| Problem to work on |
Copy all lines of the listing that include the string "Calls".

| Supplied entries |
════════

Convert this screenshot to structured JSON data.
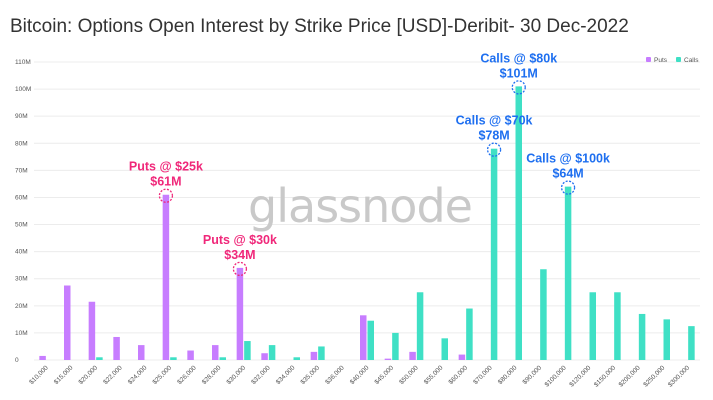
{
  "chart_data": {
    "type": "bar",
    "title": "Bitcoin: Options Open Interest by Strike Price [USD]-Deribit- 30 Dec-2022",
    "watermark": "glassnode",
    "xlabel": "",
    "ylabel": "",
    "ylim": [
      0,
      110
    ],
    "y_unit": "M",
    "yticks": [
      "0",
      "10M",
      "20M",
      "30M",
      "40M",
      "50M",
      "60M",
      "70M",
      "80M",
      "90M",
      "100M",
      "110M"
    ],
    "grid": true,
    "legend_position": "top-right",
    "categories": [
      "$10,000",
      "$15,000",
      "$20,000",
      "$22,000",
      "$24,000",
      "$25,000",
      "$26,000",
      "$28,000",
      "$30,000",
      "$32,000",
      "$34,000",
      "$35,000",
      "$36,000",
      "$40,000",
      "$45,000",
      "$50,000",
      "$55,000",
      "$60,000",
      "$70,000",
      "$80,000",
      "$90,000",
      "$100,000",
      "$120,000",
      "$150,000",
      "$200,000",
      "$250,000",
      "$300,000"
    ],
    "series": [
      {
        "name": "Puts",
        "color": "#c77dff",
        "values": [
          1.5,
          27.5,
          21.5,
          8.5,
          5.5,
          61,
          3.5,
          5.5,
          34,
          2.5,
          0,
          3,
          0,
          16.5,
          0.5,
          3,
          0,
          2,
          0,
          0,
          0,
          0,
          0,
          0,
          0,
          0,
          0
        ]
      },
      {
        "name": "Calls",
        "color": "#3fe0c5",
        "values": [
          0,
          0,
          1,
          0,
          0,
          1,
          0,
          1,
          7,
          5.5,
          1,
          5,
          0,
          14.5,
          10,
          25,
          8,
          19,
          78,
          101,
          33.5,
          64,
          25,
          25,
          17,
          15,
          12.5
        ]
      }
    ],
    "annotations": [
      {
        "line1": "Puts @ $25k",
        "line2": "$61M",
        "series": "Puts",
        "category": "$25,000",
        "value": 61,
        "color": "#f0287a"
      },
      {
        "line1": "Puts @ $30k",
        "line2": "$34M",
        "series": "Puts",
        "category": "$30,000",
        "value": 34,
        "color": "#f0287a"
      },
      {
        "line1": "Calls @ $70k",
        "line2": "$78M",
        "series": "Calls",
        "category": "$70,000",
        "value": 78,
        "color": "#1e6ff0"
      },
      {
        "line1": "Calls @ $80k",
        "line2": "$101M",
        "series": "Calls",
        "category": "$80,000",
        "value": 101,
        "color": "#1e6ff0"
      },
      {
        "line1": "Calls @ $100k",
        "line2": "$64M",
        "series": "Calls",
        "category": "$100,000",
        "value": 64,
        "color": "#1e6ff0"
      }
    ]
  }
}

════════

| Full output |
        "name": "Calls",
        "line1": "Calls @ $70k",
        "series": "Calls",
        "line1": "Calls @ $80k",
        "series": "Calls",
        "line1": "Calls @ $100k",
        "series": "Calls",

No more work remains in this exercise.